TASK STATEMENT >> All lines in the data bearing the string "members" should be identified and copied.

EXTRACTED MATERIAL >>

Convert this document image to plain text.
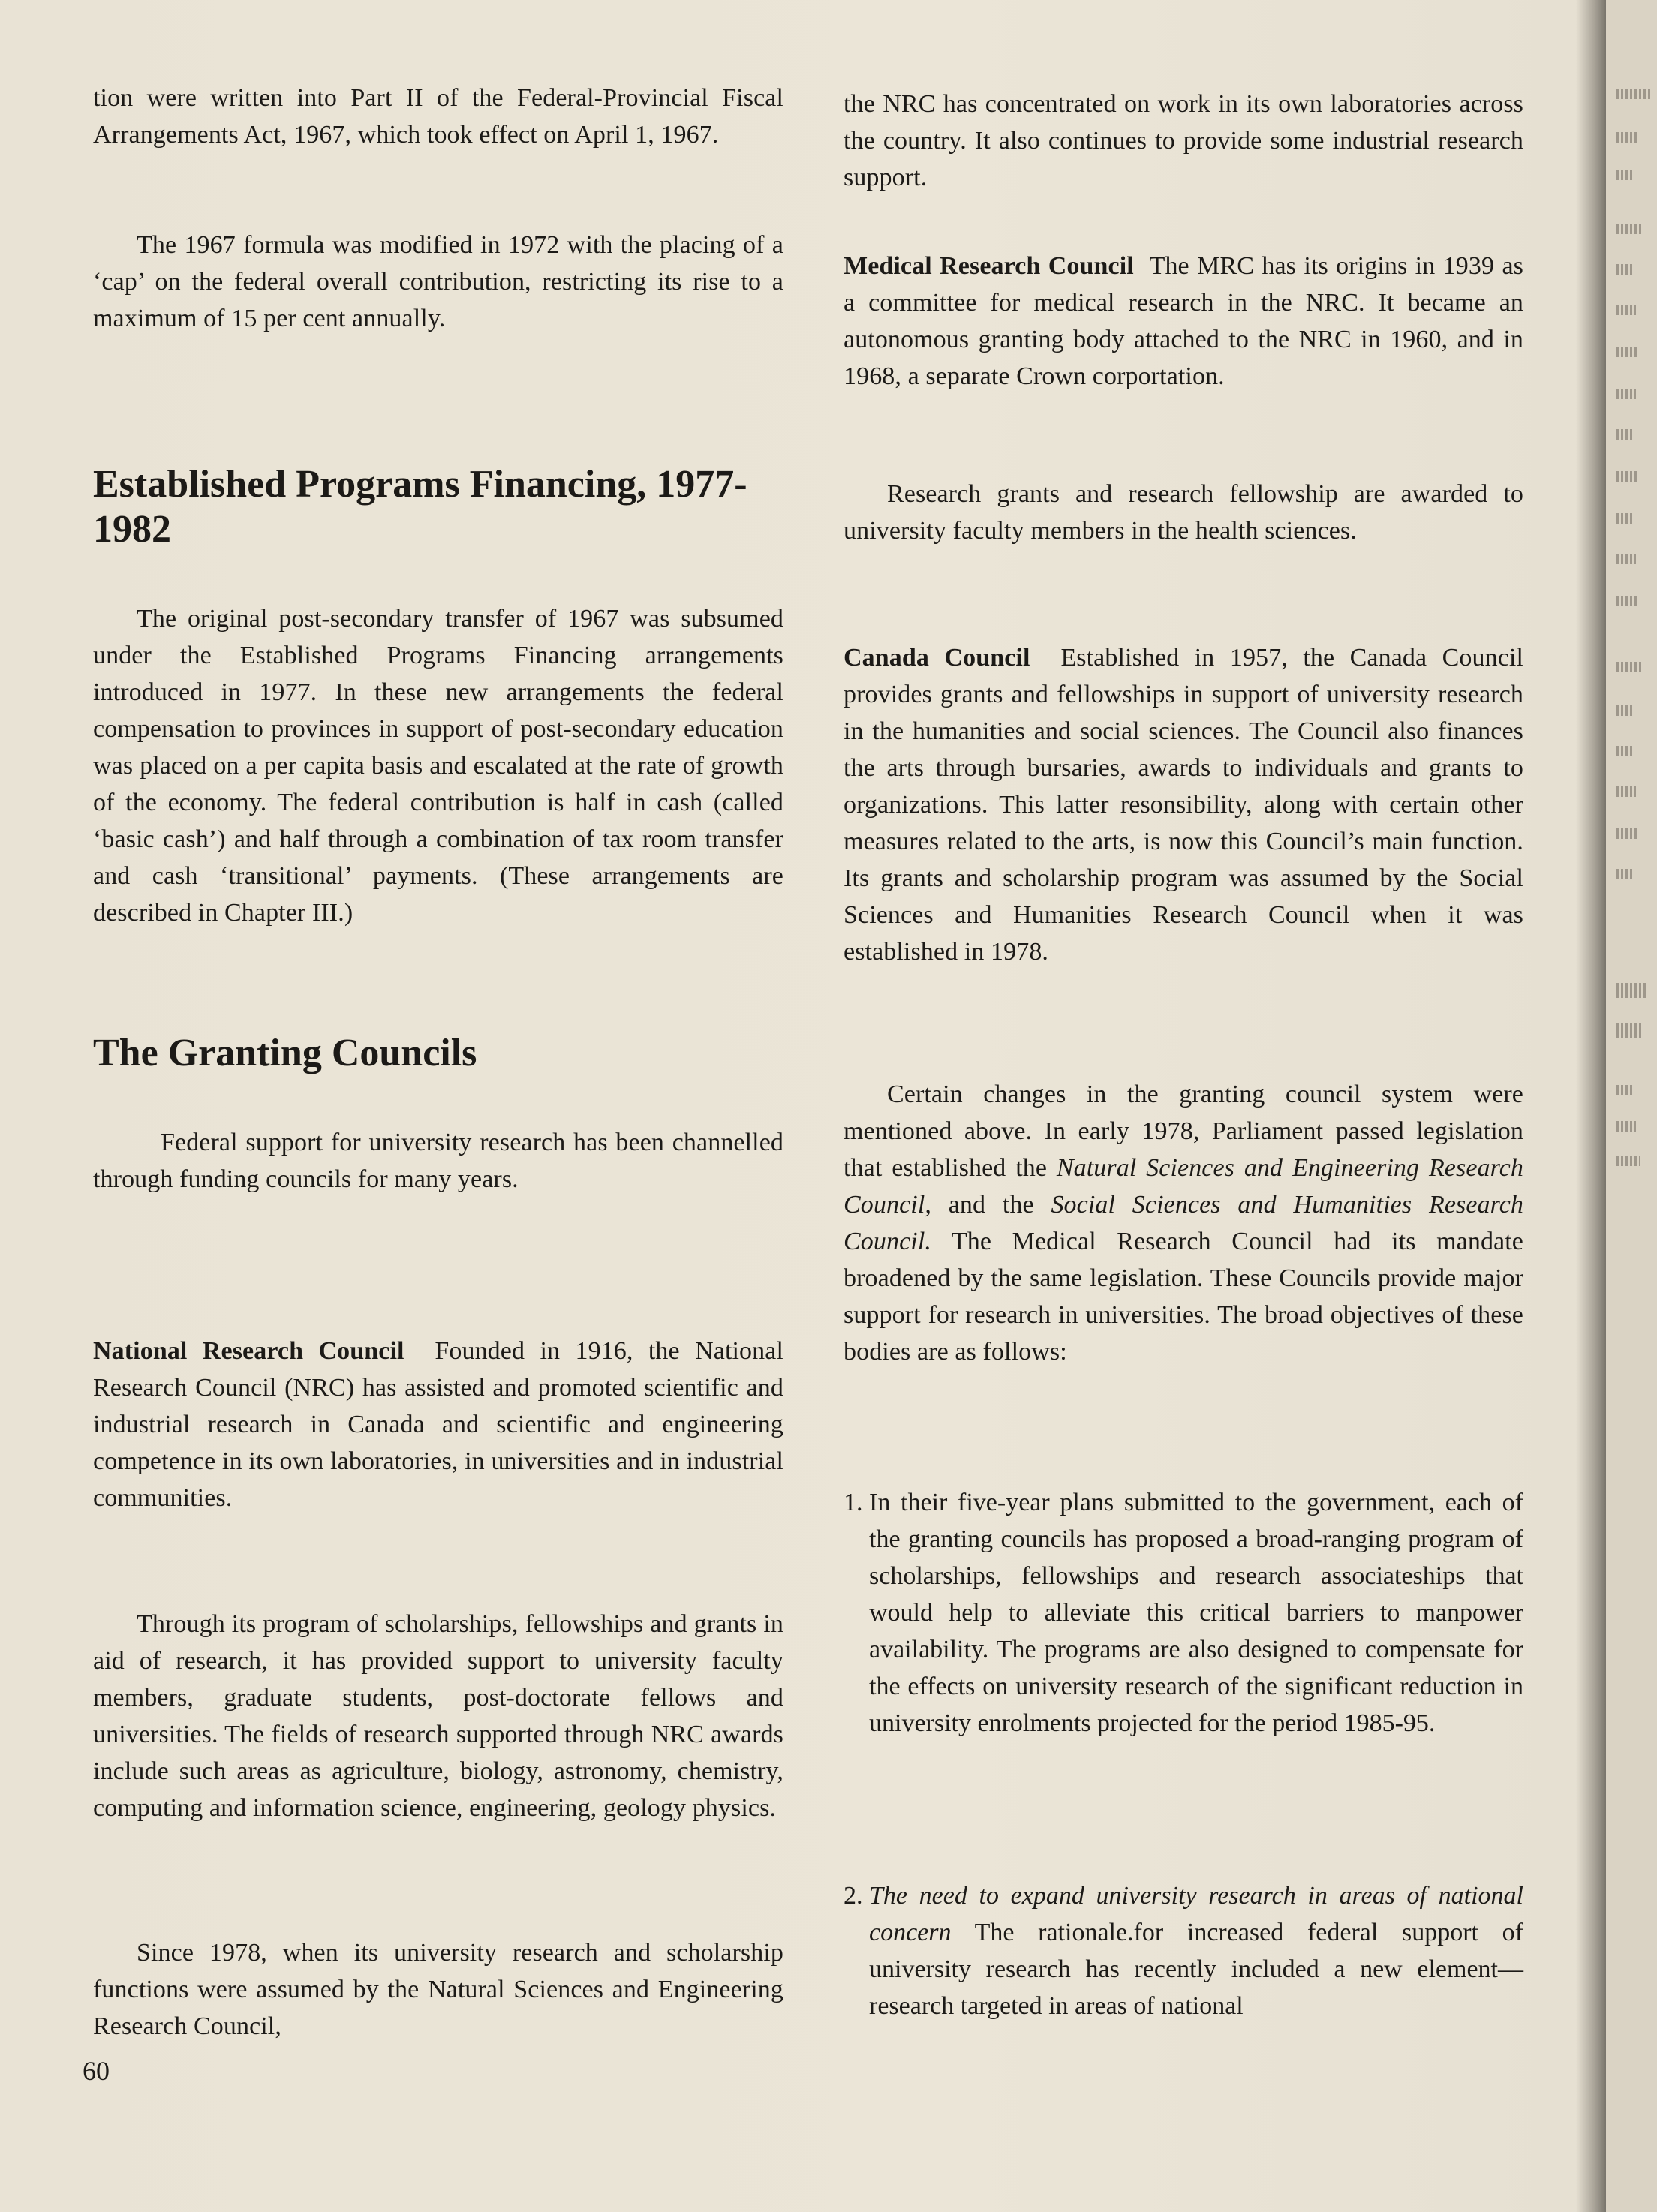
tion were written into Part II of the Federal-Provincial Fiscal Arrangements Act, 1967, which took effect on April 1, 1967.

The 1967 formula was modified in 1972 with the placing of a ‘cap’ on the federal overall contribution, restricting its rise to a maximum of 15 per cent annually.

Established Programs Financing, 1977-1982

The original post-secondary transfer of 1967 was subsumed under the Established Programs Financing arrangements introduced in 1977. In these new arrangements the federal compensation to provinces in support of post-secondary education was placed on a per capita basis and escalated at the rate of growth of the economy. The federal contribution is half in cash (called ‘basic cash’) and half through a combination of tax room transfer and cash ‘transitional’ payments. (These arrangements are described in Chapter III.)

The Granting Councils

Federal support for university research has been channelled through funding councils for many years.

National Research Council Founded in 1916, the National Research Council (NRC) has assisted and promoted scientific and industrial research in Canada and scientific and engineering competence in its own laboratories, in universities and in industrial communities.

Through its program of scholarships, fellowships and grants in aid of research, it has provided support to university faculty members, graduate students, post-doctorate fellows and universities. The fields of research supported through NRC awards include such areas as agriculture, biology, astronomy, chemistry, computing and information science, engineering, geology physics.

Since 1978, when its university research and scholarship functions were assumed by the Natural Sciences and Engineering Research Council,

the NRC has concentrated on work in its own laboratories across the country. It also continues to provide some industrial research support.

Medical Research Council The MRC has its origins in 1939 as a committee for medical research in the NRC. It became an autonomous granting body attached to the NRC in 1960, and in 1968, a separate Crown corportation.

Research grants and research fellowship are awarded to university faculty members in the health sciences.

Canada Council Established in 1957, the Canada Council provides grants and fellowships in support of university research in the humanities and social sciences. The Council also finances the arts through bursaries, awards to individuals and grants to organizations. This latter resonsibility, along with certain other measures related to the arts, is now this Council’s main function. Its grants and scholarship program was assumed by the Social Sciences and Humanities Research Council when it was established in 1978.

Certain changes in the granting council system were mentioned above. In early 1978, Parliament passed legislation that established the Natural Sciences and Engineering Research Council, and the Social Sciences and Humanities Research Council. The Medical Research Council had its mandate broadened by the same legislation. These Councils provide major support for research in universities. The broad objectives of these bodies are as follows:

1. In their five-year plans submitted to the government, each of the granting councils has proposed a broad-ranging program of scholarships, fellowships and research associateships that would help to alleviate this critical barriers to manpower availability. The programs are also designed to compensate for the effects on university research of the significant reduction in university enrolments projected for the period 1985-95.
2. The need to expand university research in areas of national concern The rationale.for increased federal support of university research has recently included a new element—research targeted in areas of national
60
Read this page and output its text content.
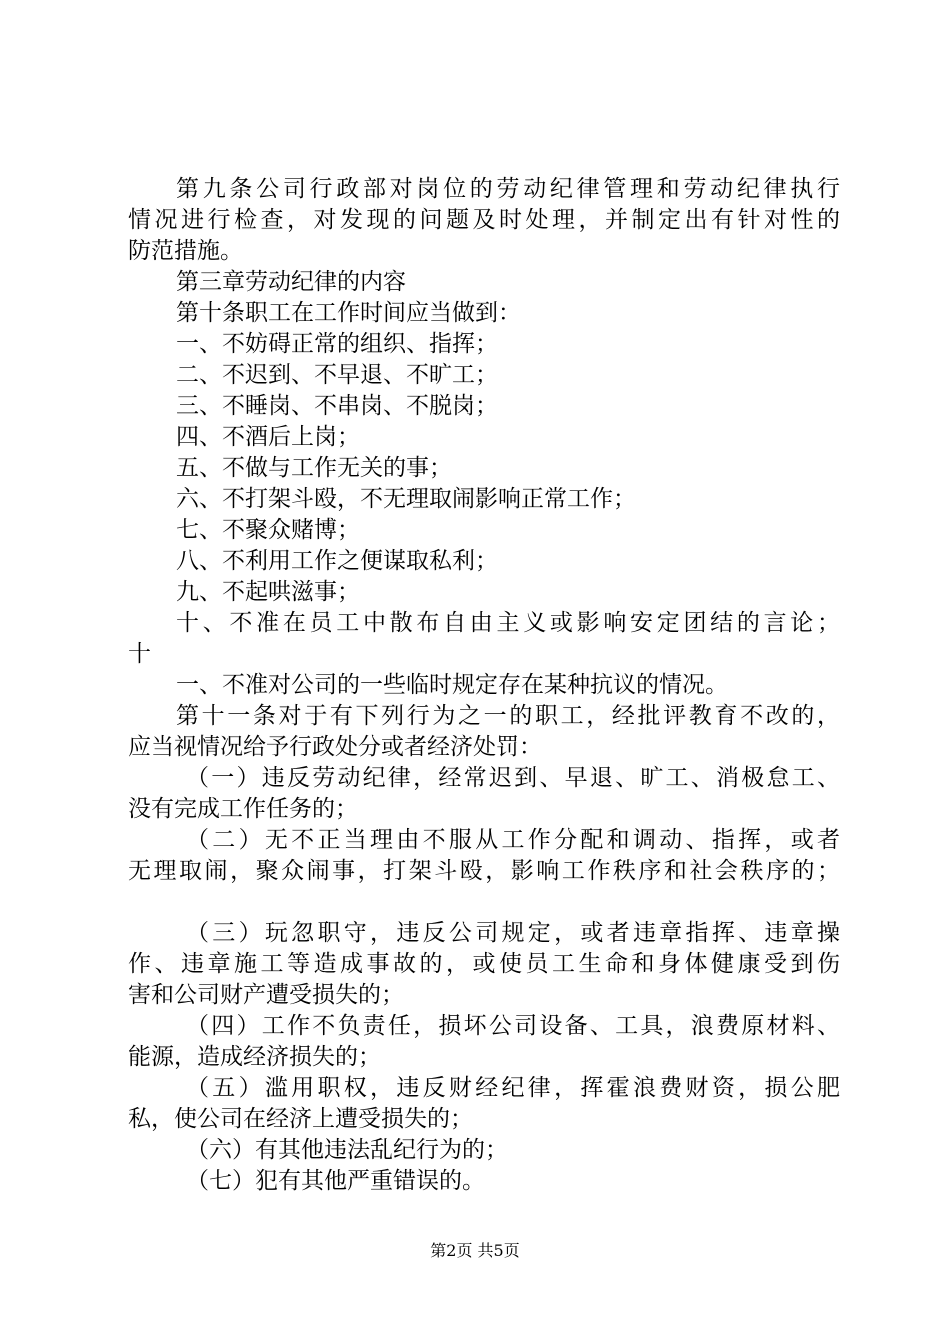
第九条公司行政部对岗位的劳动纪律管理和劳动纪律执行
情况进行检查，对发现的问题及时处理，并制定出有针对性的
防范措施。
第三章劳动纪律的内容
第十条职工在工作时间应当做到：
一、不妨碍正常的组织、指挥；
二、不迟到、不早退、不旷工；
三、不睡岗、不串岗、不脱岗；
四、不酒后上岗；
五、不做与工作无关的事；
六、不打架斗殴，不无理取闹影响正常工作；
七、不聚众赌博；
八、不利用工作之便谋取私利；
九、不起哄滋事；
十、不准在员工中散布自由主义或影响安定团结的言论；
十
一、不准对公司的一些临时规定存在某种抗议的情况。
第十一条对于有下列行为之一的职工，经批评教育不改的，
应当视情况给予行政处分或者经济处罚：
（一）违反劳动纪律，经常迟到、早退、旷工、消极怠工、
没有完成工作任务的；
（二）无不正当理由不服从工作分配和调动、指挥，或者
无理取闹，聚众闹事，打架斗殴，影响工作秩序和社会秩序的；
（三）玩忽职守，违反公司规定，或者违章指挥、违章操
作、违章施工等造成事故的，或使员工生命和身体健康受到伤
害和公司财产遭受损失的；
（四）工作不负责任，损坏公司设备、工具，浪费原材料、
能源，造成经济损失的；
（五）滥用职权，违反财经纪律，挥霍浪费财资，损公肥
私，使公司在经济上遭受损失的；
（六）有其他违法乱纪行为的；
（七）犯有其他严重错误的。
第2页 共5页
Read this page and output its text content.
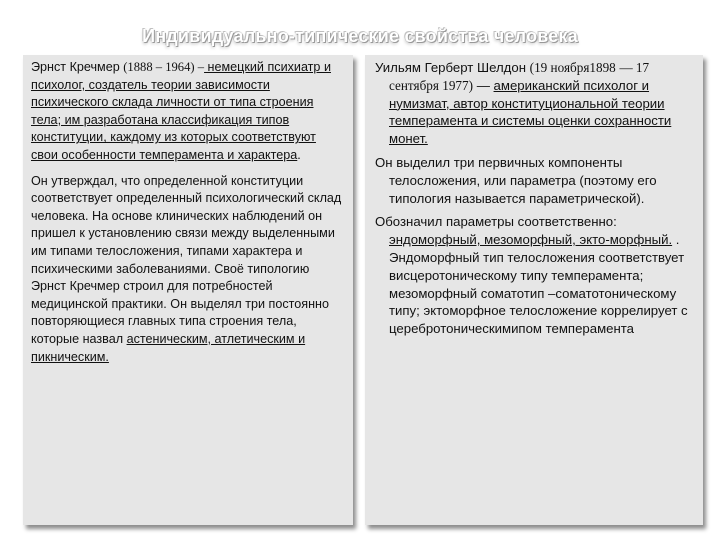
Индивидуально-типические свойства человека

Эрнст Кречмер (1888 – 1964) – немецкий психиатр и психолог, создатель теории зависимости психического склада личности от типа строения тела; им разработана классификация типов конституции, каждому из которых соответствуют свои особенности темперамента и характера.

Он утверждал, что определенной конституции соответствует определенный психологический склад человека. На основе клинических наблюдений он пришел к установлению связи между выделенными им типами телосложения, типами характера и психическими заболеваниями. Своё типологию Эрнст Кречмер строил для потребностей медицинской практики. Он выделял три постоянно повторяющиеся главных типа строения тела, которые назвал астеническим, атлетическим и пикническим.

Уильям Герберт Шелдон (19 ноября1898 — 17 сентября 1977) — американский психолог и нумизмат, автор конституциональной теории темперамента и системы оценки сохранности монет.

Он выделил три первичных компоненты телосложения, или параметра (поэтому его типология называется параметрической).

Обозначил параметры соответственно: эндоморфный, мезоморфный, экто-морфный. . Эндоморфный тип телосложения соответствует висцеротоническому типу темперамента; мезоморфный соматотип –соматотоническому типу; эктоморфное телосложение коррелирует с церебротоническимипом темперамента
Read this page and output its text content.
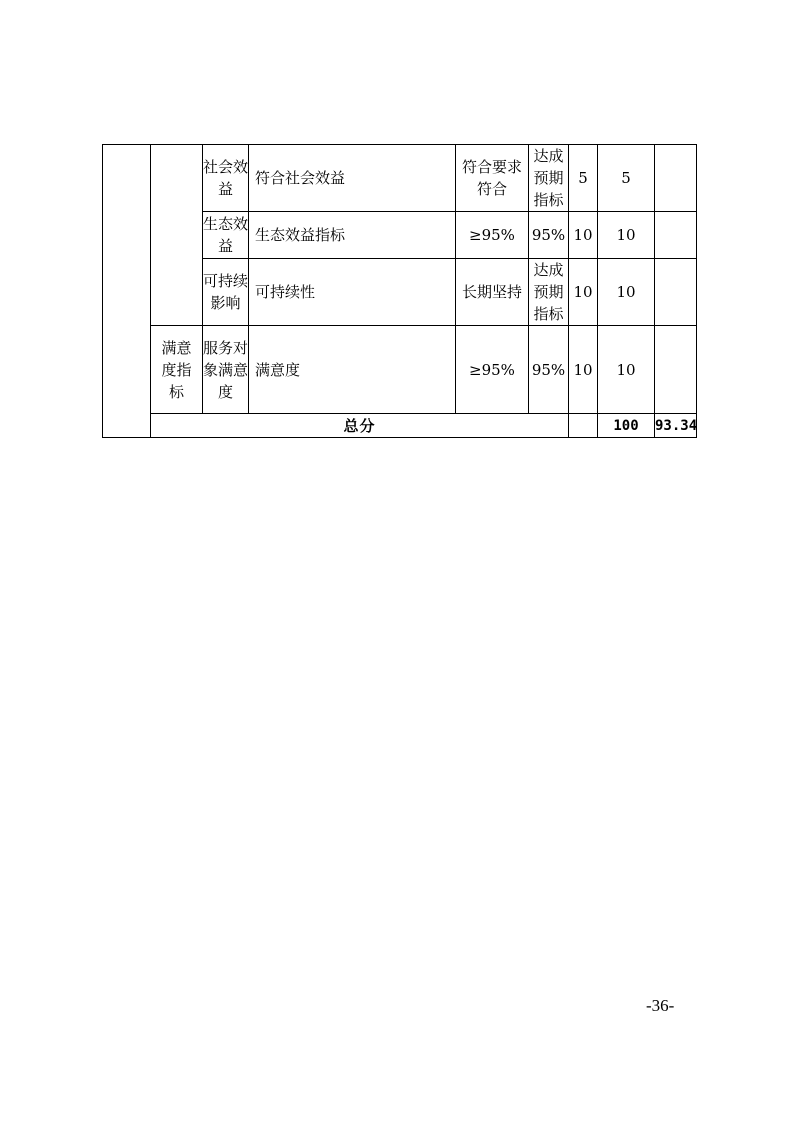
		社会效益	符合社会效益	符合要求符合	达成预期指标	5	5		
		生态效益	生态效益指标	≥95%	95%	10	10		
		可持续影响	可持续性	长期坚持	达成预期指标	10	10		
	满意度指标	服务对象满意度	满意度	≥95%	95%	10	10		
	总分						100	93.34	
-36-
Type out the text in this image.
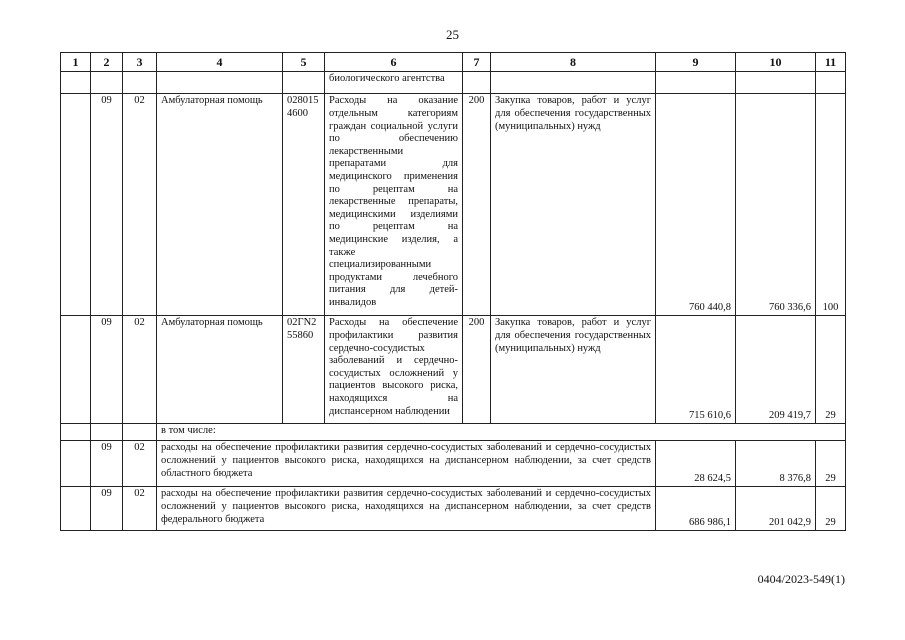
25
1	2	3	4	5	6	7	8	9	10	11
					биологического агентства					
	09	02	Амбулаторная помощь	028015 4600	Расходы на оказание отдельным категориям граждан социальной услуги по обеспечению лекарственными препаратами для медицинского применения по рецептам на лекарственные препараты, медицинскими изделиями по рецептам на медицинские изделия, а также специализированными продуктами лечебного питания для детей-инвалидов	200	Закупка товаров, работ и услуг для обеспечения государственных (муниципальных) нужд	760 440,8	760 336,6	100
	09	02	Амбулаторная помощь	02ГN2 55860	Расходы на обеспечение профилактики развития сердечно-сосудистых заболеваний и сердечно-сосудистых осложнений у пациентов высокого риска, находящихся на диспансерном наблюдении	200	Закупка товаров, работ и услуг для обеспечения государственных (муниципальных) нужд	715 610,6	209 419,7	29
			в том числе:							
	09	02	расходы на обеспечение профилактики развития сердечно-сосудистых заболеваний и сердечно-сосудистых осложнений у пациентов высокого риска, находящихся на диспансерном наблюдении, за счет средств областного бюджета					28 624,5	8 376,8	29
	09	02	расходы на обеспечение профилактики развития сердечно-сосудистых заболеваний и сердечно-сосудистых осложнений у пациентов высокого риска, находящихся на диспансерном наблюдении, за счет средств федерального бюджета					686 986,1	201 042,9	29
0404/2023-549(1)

RESPONSE TO THIS EXERCISE >>
Through its program of scholarships, fellowships and grants in aid of research, it has provided support to university faculty members, graduate students, post-doctorate fellows and universities. The fields of research supported through NRC awards include such areas as agriculture, biology, astronomy, chemistry, computing and information science, engineering, geology physics.
Research grants and research fellowship are awarded to university faculty members in the health sciences.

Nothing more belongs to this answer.